(Records that describe figures)
·····
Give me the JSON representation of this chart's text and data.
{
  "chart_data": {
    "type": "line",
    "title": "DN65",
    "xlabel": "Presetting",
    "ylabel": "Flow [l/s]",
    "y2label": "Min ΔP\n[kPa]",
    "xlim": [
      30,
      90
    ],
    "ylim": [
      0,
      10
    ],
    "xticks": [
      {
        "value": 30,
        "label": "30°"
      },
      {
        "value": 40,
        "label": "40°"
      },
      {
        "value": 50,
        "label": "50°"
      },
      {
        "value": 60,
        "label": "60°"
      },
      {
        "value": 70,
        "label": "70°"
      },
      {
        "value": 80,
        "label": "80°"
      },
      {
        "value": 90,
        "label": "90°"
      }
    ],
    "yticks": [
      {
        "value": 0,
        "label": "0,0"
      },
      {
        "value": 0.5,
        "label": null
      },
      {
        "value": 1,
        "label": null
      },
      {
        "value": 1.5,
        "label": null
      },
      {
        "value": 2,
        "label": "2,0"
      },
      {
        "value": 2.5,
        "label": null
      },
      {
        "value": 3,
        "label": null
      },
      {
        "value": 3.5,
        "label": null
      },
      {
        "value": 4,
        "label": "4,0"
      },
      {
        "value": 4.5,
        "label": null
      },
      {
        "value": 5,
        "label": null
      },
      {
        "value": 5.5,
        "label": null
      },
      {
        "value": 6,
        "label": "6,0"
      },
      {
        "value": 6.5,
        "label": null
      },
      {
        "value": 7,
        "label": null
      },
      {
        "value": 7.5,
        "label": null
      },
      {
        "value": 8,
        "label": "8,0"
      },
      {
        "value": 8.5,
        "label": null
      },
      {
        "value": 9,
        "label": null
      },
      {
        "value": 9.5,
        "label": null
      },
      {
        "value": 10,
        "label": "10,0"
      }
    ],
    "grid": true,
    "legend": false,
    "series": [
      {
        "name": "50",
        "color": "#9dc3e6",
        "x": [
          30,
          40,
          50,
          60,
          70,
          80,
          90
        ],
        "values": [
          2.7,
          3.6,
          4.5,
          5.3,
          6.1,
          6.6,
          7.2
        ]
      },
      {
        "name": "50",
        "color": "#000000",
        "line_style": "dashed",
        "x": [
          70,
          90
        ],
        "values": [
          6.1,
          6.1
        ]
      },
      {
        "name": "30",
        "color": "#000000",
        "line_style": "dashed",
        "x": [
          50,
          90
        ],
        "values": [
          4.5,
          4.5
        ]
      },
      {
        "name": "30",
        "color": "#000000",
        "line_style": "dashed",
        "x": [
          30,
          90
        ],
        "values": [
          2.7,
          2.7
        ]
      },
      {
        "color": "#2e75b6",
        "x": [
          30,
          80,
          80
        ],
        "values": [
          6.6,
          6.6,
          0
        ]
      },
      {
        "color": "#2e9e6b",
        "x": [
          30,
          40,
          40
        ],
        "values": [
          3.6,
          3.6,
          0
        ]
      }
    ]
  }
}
·····
Repeat the records above exactly.

» **Exercise result**:
Give me the JSON representation of this chart's text and data.
{
  "chart_data": {
    "type": "line",
    "title": "DN65",
    "xlabel": "Presetting",
    "ylabel": "Flow [l/s]",
    "y2label": "Min ΔP\n[kPa]",
    "xlim": [
      30,
      90
    ],
    "ylim": [
      0,
      10
    ],
    "xticks": [
      {
        "value": 30,
        "label": "30°"
      },
      {
        "value": 40,
        "label": "40°"
      },
      {
        "value": 50,
        "label": "50°"
      },
      {
        "value": 60,
        "label": "60°"
      },
      {
        "value": 70,
        "label": "70°"
      },
      {
        "value": 80,
        "label": "80°"
      },
      {
        "value": 90,
        "label": "90°"
      }
    ],
    "yticks": [
      {
        "value": 0,
        "label": "0,0"
      },
      {
        "value": 0.5,
        "label": null
      },
      {
        "value": 1,
        "label": null
      },
      {
        "value": 1.5,
        "label": null
      },
      {
        "value": 2,
        "label": "2,0"
      },
      {
        "value": 2.5,
        "label": null
      },
      {
        "value": 3,
        "label": null
      },
      {
        "value": 3.5,
        "label": null
      },
      {
        "value": 4,
        "label": "4,0"
      },
      {
        "value": 4.5,
        "label": null
      },
      {
        "value": 5,
        "label": null
      },
      {
        "value": 5.5,
        "label": null
      },
      {
        "value": 6,
        "label": "6,0"
      },
      {
        "value": 6.5,
        "label": null
      },
      {
        "value": 7,
        "label": null
      },
      {
        "value": 7.5,
        "label": null
      },
      {
        "value": 8,
        "label": "8,0"
      },
      {
        "value": 8.5,
        "label": null
      },
      {
        "value": 9,
        "label": null
      },
      {
        "value": 9.5,
        "label": null
      },
      {
        "value": 10,
        "label": "10,0"
      }
    ],
    "grid": true,
    "legend": false,
    "series": [
      {
        "name": "50",
        "color": "#9dc3e6",
        "x": [
          30,
          40,
          50,
          60,
          70,
          80,
          90
        ],
        "values": [
          2.7,
          3.6,
          4.5,
          5.3,
          6.1,
          6.6,
          7.2
        ]
      },
      {
        "name": "50",
        "color": "#000000",
        "line_style": "dashed",
        "x": [
          70,
          90
        ],
        "values": [
          6.1,
          6.1
        ]
      },
      {
        "name": "30",
        "color": "#000000",
        "line_style": "dashed",
        "x": [
          50,
          90
        ],
        "values": [
          4.5,
          4.5
        ]
      },
      {
        "name": "30",
        "color": "#000000",
        "line_style": "dashed",
        "x": [
          30,
          90
        ],
        "values": [
          2.7,
          2.7
        ]
      },
      {
        "color": "#2e75b6",
        "x": [
          30,
          80,
          80
        ],
        "values": [
          6.6,
          6.6,
          0
        ]
      },
      {
        "color": "#2e9e6b",
        "x": [
          30,
          40,
          40
        ],
        "values": [
          3.6,
          3.6,
          0
        ]
      }
    ]
  }
}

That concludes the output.